**TASK TO COMPLETE:** Go through the records and copy each line where the word "Pipeline" occurs.

==*==

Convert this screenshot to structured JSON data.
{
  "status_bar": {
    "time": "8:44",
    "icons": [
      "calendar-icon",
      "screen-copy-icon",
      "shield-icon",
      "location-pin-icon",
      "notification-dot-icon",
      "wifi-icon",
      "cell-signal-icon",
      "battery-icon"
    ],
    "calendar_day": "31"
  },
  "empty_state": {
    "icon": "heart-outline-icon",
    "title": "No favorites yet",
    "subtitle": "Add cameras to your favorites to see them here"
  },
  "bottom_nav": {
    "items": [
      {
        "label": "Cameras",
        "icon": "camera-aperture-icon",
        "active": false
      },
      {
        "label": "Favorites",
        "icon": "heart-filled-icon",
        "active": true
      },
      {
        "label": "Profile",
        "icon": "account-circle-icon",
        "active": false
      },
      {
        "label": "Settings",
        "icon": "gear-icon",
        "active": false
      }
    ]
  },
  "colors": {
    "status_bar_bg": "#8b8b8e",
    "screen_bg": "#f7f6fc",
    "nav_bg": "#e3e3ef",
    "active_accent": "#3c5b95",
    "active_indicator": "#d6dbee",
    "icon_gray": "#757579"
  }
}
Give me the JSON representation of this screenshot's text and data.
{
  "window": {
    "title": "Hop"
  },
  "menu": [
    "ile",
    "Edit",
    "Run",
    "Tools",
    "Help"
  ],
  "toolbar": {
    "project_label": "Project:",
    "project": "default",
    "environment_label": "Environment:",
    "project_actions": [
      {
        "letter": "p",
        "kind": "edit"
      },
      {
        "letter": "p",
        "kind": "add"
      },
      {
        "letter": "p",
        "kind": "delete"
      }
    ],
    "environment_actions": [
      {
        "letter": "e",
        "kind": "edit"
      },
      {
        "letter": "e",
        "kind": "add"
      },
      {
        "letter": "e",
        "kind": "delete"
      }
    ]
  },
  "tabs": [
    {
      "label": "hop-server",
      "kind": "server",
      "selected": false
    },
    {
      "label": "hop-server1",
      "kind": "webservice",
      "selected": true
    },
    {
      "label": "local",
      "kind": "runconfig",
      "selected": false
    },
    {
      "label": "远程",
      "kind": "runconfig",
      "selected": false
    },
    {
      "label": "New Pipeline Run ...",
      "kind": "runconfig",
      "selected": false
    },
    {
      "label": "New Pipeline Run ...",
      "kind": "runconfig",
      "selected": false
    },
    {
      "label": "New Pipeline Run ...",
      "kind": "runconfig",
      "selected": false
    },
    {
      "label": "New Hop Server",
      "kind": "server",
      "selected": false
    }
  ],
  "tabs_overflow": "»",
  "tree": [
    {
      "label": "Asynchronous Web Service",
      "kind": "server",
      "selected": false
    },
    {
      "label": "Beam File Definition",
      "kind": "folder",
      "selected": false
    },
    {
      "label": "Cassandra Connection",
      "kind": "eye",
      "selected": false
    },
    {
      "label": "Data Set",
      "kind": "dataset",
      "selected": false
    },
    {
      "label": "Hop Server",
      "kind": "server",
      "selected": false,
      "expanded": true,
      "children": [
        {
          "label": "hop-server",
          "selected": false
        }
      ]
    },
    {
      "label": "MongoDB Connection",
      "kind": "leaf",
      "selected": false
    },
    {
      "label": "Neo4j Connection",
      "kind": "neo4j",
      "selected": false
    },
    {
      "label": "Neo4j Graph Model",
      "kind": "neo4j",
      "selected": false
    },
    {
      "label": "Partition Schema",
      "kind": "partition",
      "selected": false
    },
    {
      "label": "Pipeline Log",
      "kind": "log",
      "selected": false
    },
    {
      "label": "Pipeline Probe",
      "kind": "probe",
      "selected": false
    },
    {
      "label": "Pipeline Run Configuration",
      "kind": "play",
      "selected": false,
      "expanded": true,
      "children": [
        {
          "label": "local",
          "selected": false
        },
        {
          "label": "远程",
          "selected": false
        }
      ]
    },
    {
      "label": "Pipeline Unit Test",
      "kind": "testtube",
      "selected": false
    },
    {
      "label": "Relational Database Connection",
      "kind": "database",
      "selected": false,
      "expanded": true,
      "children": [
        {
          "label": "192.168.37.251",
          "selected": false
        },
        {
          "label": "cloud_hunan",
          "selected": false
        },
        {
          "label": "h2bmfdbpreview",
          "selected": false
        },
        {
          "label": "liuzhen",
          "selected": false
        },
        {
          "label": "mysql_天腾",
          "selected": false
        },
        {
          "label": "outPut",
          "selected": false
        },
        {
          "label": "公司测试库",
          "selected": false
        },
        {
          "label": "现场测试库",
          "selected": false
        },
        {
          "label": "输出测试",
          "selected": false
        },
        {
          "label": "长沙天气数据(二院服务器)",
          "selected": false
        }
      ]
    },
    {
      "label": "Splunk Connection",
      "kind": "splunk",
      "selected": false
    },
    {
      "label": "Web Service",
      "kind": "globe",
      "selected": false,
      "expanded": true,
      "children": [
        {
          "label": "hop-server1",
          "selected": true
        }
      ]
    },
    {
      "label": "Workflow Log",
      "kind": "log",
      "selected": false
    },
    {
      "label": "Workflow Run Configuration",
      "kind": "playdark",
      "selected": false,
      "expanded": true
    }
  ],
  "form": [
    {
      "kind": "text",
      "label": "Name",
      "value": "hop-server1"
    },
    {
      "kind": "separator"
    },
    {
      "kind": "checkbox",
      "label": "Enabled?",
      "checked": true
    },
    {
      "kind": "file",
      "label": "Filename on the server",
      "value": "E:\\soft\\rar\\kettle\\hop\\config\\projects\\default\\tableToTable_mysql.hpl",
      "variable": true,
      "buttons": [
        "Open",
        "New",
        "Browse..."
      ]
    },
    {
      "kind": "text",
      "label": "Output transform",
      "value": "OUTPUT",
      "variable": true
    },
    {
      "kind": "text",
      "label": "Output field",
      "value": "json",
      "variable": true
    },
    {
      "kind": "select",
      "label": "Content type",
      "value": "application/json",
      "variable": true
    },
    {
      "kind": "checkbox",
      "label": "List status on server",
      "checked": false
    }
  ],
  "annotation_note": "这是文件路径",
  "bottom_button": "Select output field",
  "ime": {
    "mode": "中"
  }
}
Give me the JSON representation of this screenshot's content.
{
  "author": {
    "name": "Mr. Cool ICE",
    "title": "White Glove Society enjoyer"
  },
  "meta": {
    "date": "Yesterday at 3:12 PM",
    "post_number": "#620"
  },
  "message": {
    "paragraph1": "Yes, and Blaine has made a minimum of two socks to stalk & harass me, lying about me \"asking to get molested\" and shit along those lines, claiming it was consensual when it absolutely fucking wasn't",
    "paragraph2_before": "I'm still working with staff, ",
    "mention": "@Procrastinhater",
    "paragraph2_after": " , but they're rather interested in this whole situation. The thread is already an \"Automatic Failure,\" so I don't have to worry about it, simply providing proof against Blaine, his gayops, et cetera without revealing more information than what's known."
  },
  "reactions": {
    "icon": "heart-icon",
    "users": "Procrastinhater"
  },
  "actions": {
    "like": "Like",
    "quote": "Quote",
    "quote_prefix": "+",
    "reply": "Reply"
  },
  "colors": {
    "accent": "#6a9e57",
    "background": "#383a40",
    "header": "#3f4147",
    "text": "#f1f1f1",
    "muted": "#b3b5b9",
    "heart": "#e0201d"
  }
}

==*==

**THE ANSWER:**
      "label": "New Pipeline Run ...",
      "label": "New Pipeline Run ...",
      "label": "New Pipeline Run ...",
      "label": "Pipeline Log",
      "label": "Pipeline Probe",
      "label": "Pipeline Run Configuration",
      "label": "Pipeline Unit Test",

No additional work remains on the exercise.